### WHAT TO DO
In the data below, find every line with the string "Market" and pull it out.

### INFORMATION SUPPLIED
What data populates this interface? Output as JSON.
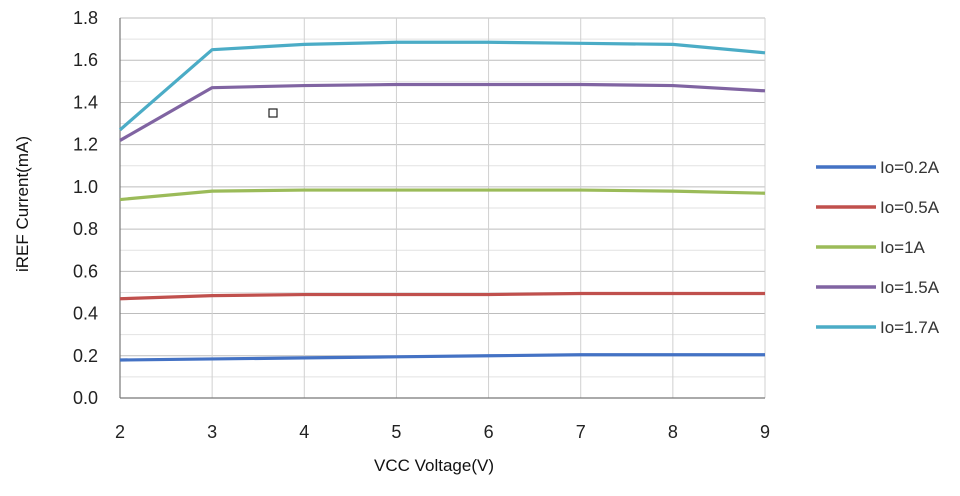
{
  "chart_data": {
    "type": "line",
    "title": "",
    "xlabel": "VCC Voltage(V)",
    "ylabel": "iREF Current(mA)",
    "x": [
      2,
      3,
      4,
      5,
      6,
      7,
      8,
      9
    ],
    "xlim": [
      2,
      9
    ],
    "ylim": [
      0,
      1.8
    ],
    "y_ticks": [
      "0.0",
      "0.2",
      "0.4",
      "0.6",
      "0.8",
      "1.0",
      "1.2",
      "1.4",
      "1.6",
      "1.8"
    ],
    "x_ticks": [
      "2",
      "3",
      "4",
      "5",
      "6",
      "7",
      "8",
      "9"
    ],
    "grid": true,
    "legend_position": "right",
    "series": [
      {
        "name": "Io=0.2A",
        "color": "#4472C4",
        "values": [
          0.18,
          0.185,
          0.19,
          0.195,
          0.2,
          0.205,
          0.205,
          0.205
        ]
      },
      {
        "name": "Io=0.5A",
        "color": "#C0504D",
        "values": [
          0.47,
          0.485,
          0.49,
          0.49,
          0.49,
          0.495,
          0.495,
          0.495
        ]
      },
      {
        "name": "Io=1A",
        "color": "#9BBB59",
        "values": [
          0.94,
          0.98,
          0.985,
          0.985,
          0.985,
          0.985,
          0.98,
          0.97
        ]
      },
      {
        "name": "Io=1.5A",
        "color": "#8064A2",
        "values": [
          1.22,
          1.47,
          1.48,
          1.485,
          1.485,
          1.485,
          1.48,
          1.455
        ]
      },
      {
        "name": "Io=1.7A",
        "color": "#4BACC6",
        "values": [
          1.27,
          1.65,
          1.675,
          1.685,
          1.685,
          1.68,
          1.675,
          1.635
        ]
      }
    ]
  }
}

---

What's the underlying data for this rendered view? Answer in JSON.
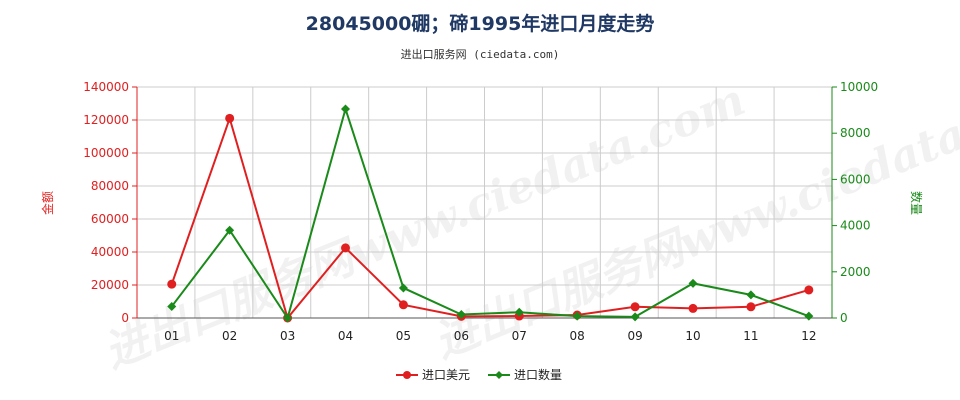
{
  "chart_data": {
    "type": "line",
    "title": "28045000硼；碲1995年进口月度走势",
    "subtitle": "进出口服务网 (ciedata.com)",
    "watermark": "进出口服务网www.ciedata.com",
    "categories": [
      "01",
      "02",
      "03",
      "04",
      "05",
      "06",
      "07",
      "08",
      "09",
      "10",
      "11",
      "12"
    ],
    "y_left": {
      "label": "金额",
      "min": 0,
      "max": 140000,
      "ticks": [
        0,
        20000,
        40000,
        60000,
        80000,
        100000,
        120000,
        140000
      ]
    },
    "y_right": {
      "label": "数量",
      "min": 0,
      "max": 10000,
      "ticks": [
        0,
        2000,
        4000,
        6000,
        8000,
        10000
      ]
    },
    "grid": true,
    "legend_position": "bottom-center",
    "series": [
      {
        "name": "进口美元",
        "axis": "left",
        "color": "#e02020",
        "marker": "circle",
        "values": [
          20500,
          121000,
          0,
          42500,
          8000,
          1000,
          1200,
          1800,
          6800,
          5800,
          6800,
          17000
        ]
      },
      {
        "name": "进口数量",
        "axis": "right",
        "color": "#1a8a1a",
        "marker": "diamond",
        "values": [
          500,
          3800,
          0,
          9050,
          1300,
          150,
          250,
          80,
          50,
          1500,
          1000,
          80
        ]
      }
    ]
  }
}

...

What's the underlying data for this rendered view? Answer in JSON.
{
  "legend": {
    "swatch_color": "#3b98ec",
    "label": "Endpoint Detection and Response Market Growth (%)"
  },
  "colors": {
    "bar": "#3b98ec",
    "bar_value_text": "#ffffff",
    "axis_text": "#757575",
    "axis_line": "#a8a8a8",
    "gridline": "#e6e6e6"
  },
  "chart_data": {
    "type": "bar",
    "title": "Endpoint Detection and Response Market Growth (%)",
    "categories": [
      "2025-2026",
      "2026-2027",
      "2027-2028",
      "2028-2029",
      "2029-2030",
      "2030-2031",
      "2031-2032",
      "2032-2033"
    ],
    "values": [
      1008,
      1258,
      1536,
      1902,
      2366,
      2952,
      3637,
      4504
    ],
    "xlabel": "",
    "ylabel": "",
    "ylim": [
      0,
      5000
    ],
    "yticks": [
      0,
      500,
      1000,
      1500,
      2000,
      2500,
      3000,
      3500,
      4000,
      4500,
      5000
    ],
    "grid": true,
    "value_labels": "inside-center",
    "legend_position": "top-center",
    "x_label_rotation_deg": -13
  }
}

### TASK OUTPUT
    "label": "Endpoint Detection and Response Market Growth (%)"
    "title": "Endpoint Detection and Response Market Growth (%)",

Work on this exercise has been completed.